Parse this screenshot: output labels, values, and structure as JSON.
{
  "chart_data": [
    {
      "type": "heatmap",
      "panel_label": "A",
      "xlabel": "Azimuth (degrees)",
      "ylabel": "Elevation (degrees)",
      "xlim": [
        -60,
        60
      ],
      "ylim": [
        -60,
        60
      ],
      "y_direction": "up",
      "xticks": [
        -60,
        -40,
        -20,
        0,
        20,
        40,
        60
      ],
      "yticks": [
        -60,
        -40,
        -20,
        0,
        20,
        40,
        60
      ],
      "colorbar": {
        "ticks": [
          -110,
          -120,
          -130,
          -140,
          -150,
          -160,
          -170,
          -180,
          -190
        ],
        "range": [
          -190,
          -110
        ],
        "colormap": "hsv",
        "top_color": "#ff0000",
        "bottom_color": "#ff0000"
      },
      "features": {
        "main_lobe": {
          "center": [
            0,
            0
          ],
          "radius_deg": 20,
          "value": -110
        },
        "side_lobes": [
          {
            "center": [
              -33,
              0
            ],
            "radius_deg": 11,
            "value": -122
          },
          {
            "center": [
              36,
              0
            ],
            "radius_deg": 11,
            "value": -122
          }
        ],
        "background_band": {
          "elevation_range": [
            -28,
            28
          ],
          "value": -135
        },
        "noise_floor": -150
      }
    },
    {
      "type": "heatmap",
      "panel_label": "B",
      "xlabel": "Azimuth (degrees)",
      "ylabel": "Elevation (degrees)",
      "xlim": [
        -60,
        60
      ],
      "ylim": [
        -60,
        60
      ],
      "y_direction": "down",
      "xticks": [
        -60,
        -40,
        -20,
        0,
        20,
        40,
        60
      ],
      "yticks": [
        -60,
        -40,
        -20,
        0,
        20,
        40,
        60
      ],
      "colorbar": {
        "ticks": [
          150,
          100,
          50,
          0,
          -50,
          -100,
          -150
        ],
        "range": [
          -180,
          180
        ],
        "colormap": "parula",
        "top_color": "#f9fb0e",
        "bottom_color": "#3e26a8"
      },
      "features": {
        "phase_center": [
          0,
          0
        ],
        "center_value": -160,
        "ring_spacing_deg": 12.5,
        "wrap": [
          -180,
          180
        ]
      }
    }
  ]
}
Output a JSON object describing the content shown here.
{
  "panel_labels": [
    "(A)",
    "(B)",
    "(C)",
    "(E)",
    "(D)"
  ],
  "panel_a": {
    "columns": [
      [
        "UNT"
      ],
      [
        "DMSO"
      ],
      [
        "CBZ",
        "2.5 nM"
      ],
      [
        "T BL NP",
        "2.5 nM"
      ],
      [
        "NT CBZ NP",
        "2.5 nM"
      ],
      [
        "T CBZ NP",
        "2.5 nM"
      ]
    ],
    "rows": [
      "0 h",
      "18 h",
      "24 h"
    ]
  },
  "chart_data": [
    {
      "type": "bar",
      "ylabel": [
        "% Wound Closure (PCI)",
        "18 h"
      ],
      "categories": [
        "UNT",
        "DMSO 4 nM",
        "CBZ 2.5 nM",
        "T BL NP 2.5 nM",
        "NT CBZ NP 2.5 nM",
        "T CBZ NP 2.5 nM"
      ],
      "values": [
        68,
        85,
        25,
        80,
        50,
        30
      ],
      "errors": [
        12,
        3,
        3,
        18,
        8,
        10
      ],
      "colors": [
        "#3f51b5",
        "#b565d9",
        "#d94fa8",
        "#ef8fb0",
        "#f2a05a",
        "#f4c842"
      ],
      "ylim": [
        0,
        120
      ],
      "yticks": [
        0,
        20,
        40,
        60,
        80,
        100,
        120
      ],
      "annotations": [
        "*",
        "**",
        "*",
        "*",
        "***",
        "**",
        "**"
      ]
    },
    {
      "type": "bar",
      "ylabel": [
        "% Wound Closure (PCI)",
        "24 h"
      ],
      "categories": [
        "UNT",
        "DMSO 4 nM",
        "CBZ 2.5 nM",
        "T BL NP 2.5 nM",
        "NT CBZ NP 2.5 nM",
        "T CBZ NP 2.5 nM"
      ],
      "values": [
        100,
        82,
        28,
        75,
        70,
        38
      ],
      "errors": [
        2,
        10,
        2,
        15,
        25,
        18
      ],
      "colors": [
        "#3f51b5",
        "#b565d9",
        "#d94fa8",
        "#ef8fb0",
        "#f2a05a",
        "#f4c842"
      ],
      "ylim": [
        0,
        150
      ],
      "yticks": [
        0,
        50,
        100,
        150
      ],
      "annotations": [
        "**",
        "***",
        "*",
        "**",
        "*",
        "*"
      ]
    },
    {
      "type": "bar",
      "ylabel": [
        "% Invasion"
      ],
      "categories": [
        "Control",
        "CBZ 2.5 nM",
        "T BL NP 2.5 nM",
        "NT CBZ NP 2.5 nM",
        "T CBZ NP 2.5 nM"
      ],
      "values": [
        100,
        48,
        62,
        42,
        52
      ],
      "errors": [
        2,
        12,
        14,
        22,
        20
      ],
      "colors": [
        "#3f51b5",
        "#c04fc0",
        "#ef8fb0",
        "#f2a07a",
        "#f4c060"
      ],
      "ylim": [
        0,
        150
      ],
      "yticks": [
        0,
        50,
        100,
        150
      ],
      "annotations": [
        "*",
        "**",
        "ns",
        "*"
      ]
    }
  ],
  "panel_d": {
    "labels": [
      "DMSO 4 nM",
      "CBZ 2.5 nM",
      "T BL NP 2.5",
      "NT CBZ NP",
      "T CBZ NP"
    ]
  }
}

**Written task**
Take the entries above and copy them out exactly.

**Written solution**
Parse this screenshot: output labels, values, and structure as JSON.
{
  "chart_data": [
    {
      "type": "heatmap",
      "panel_label": "A",
      "xlabel": "Azimuth (degrees)",
      "ylabel": "Elevation (degrees)",
      "xlim": [
        -60,
        60
      ],
      "ylim": [
        -60,
        60
      ],
      "y_direction": "up",
      "xticks": [
        -60,
        -40,
        -20,
        0,
        20,
        40,
        60
      ],
      "yticks": [
        -60,
        -40,
        -20,
        0,
        20,
        40,
        60
      ],
      "colorbar": {
        "ticks": [
          -110,
          -120,
          -130,
          -140,
          -150,
          -160,
          -170,
          -180,
          -190
        ],
        "range": [
          -190,
          -110
        ],
        "colormap": "hsv",
        "top_color": "#ff0000",
        "bottom_color": "#ff0000"
      },
      "features": {
        "main_lobe": {
          "center": [
            0,
            0
          ],
          "radius_deg": 20,
          "value": -110
        },
        "side_lobes": [
          {
            "center": [
              -33,
              0
            ],
            "radius_deg": 11,
            "value": -122
          },
          {
            "center": [
              36,
              0
            ],
            "radius_deg": 11,
            "value": -122
          }
        ],
        "background_band": {
          "elevation_range": [
            -28,
            28
          ],
          "value": -135
        },
        "noise_floor": -150
      }
    },
    {
      "type": "heatmap",
      "panel_label": "B",
      "xlabel": "Azimuth (degrees)",
      "ylabel": "Elevation (degrees)",
      "xlim": [
        -60,
        60
      ],
      "ylim": [
        -60,
        60
      ],
      "y_direction": "down",
      "xticks": [
        -60,
        -40,
        -20,
        0,
        20,
        40,
        60
      ],
      "yticks": [
        -60,
        -40,
        -20,
        0,
        20,
        40,
        60
      ],
      "colorbar": {
        "ticks": [
          150,
          100,
          50,
          0,
          -50,
          -100,
          -150
        ],
        "range": [
          -180,
          180
        ],
        "colormap": "parula",
        "top_color": "#f9fb0e",
        "bottom_color": "#3e26a8"
      },
      "features": {
        "phase_center": [
          0,
          0
        ],
        "center_value": -160,
        "ring_spacing_deg": 12.5,
        "wrap": [
          -180,
          180
        ]
      }
    }
  ]
}
Output a JSON object describing the content shown here.
{
  "panel_labels": [
    "(A)",
    "(B)",
    "(C)",
    "(E)",
    "(D)"
  ],
  "panel_a": {
    "columns": [
      [
        "UNT"
      ],
      [
        "DMSO"
      ],
      [
        "CBZ",
        "2.5 nM"
      ],
      [
        "T BL NP",
        "2.5 nM"
      ],
      [
        "NT CBZ NP",
        "2.5 nM"
      ],
      [
        "T CBZ NP",
        "2.5 nM"
      ]
    ],
    "rows": [
      "0 h",
      "18 h",
      "24 h"
    ]
  },
  "chart_data": [
    {
      "type": "bar",
      "ylabel": [
        "% Wound Closure (PCI)",
        "18 h"
      ],
      "categories": [
        "UNT",
        "DMSO 4 nM",
        "CBZ 2.5 nM",
        "T BL NP 2.5 nM",
        "NT CBZ NP 2.5 nM",
        "T CBZ NP 2.5 nM"
      ],
      "values": [
        68,
        85,
        25,
        80,
        50,
        30
      ],
      "errors": [
        12,
        3,
        3,
        18,
        8,
        10
      ],
      "colors": [
        "#3f51b5",
        "#b565d9",
        "#d94fa8",
        "#ef8fb0",
        "#f2a05a",
        "#f4c842"
      ],
      "ylim": [
        0,
        120
      ],
      "yticks": [
        0,
        20,
        40,
        60,
        80,
        100,
        120
      ],
      "annotations": [
        "*",
        "**",
        "*",
        "*",
        "***",
        "**",
        "**"
      ]
    },
    {
      "type": "bar",
      "ylabel": [
        "% Wound Closure (PCI)",
        "24 h"
      ],
      "categories": [
        "UNT",
        "DMSO 4 nM",
        "CBZ 2.5 nM",
        "T BL NP 2.5 nM",
        "NT CBZ NP 2.5 nM",
        "T CBZ NP 2.5 nM"
      ],
      "values": [
        100,
        82,
        28,
        75,
        70,
        38
      ],
      "errors": [
        2,
        10,
        2,
        15,
        25,
        18
      ],
      "colors": [
        "#3f51b5",
        "#b565d9",
        "#d94fa8",
        "#ef8fb0",
        "#f2a05a",
        "#f4c842"
      ],
      "ylim": [
        0,
        150
      ],
      "yticks": [
        0,
        50,
        100,
        150
      ],
      "annotations": [
        "**",
        "***",
        "*",
        "**",
        "*",
        "*"
      ]
    },
    {
      "type": "bar",
      "ylabel": [
        "% Invasion"
      ],
      "categories": [
        "Control",
        "CBZ 2.5 nM",
        "T BL NP 2.5 nM",
        "NT CBZ NP 2.5 nM",
        "T CBZ NP 2.5 nM"
      ],
      "values": [
        100,
        48,
        62,
        42,
        52
      ],
      "errors": [
        2,
        12,
        14,
        22,
        20
      ],
      "colors": [
        "#3f51b5",
        "#c04fc0",
        "#ef8fb0",
        "#f2a07a",
        "#f4c060"
      ],
      "ylim": [
        0,
        150
      ],
      "yticks": [
        0,
        50,
        100,
        150
      ],
      "annotations": [
        "*",
        "**",
        "ns",
        "*"
      ]
    }
  ],
  "panel_d": {
    "labels": [
      "DMSO 4 nM",
      "CBZ 2.5 nM",
      "T BL NP 2.5",
      "NT CBZ NP",
      "T CBZ NP"
    ]
  }
}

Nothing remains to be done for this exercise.